##### Material to process

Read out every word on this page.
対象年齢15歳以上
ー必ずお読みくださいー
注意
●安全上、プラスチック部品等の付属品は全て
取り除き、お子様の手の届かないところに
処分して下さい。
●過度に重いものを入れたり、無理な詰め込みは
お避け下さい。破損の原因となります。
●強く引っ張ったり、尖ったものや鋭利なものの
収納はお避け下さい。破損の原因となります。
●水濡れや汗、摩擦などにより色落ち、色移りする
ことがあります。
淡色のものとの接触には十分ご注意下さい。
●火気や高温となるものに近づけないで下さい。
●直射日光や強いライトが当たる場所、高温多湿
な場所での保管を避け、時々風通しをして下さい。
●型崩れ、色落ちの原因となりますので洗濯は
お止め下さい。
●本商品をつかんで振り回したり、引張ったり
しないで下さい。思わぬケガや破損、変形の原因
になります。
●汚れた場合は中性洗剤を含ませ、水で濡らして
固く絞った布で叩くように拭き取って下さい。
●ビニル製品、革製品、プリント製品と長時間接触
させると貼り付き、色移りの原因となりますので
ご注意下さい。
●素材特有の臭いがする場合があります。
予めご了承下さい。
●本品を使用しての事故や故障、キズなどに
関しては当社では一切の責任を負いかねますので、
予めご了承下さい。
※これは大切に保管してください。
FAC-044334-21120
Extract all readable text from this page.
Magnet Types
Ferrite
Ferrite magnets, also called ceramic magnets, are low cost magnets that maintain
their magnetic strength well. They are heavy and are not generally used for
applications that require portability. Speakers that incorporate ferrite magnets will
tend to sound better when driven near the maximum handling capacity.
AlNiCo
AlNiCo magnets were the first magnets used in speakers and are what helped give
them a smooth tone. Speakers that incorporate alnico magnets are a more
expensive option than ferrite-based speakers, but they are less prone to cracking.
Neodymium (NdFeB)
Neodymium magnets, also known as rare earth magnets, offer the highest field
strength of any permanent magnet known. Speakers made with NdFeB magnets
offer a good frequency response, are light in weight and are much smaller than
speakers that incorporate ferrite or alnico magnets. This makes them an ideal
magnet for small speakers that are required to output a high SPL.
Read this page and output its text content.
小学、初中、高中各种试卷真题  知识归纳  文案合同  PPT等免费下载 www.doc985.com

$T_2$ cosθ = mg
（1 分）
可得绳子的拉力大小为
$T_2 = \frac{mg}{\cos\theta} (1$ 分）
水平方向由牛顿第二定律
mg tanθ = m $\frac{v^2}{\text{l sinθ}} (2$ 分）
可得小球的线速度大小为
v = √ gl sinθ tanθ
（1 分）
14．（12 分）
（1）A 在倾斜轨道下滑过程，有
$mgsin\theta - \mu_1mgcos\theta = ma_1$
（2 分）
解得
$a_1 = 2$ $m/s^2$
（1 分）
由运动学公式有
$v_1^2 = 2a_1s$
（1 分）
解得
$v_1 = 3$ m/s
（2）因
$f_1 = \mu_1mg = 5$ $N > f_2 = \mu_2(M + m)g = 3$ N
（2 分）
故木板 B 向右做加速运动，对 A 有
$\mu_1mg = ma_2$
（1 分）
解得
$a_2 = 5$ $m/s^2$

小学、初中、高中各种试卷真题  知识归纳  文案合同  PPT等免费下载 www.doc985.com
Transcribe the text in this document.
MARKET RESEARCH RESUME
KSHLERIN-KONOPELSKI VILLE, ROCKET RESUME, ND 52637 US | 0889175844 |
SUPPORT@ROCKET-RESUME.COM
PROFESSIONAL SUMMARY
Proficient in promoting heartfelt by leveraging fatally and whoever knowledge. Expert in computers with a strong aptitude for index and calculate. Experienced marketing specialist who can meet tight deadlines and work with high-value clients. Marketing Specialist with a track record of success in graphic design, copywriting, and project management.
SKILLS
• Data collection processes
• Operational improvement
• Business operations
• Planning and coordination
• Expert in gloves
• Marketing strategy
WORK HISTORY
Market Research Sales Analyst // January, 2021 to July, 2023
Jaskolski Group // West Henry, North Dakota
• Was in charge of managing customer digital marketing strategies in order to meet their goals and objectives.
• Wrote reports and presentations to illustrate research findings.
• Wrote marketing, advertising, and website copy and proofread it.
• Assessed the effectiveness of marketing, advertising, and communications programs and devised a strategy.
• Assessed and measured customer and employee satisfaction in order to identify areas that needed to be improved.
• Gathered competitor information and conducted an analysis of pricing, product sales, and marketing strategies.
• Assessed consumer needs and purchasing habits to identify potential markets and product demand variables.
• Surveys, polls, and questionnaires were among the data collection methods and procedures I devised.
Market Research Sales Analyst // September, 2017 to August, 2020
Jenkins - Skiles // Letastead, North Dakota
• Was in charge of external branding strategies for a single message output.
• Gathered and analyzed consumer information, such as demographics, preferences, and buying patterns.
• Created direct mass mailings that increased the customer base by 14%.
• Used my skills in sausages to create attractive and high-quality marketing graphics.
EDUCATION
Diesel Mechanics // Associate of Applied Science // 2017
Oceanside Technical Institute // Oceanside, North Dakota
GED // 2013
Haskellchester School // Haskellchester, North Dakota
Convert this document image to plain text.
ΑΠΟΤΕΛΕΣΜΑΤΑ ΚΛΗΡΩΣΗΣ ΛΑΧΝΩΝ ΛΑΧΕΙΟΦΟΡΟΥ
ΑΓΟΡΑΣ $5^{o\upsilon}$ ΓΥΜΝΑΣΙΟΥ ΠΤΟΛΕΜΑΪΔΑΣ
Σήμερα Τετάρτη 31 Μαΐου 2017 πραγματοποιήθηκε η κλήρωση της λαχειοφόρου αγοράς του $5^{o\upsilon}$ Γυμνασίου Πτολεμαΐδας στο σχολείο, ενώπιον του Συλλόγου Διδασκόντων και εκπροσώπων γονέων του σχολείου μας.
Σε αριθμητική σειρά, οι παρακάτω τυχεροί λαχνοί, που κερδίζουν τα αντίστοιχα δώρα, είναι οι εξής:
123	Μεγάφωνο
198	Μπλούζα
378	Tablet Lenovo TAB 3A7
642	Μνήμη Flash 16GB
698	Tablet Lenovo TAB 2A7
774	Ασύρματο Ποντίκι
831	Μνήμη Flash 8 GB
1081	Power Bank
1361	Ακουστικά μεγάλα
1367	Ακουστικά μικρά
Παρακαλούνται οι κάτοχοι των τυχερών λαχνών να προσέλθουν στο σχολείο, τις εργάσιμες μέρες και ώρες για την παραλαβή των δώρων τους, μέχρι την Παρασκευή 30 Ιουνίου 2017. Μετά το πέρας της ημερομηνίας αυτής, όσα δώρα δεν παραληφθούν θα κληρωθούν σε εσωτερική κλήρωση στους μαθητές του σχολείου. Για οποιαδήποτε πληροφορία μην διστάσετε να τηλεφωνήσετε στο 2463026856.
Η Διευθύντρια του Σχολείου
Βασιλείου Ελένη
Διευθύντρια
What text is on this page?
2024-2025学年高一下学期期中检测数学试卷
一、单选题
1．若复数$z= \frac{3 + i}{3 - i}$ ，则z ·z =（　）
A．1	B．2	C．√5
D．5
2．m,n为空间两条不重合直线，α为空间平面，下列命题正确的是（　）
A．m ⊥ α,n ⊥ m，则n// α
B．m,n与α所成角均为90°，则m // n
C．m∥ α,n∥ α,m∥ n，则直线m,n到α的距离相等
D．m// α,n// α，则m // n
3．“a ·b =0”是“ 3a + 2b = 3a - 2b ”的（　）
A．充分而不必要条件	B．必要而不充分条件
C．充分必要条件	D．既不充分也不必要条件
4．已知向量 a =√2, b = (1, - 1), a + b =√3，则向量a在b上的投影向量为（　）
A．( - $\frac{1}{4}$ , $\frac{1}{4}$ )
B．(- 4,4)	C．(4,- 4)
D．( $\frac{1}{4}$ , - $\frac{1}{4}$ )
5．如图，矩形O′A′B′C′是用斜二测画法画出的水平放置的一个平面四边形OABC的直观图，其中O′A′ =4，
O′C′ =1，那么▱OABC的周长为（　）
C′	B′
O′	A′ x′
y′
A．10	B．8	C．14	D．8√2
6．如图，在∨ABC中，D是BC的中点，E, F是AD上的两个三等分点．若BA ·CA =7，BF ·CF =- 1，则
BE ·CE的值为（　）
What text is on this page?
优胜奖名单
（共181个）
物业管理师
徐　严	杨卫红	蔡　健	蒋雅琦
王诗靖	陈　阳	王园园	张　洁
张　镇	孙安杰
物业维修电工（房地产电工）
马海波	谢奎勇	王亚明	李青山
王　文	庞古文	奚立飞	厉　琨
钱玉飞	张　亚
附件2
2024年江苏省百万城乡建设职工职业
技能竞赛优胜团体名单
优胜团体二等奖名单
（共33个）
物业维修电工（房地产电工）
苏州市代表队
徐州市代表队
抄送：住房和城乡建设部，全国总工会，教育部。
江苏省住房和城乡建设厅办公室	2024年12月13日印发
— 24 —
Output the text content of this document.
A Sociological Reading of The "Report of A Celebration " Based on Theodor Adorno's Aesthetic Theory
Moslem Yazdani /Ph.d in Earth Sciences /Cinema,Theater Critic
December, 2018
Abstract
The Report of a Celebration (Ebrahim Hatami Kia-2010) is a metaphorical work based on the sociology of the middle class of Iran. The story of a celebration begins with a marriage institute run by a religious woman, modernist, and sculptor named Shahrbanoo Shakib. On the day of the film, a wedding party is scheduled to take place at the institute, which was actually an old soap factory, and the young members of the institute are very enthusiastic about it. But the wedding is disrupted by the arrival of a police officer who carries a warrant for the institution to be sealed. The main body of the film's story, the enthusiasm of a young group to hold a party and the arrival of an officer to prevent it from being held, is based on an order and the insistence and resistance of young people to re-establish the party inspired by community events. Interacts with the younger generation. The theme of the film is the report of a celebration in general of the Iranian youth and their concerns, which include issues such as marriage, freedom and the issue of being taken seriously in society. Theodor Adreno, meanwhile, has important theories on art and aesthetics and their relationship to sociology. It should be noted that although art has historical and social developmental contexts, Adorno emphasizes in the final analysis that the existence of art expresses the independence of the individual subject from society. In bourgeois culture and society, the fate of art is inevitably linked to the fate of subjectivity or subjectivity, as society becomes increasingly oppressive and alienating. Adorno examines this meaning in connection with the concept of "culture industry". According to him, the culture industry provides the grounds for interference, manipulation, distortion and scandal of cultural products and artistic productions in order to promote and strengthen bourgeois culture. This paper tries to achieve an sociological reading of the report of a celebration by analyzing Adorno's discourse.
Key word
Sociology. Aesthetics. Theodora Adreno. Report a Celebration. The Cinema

##########

From the entries above, copy every line that holds the word "NdFeB".

Neodymium (NdFeB)
strength of any permanent magnet known. Speakers made with NdFeB magnets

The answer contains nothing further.